[MATERIAL FOR THIS TASK]
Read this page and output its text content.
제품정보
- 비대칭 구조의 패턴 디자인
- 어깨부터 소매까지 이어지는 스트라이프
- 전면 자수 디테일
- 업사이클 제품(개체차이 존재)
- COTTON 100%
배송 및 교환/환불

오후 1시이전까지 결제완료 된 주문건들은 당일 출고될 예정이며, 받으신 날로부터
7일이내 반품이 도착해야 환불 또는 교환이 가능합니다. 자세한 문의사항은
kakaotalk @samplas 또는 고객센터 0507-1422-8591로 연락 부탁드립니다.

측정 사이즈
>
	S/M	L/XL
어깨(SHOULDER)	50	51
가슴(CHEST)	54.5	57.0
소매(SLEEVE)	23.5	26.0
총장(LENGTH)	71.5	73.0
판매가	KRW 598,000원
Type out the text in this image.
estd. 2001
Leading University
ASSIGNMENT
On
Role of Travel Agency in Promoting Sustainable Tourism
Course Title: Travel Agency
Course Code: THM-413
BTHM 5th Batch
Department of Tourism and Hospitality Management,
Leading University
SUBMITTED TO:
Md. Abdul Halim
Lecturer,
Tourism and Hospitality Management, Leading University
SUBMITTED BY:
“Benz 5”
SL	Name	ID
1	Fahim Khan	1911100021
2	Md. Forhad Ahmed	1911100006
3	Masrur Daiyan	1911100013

[WORK REQUIRED] Copy exactly, and only, the lines from the one containing "Type out the text in this image." through the last line of the listing.

[THE OUTPUT]
Type out the text in this image.
estd. 2001
Leading University
ASSIGNMENT
On
Role of Travel Agency in Promoting Sustainable Tourism
Course Title: Travel Agency
Course Code: THM-413
BTHM 5th Batch
Department of Tourism and Hospitality Management,
Leading University
SUBMITTED TO:
Md. Abdul Halim
Lecturer,
Tourism and Hospitality Management, Leading University
SUBMITTED BY:
“Benz 5”
SL	Name	ID
1	Fahim Khan	1911100021
2	Md. Forhad Ahmed	1911100006
3	Masrur Daiyan	1911100013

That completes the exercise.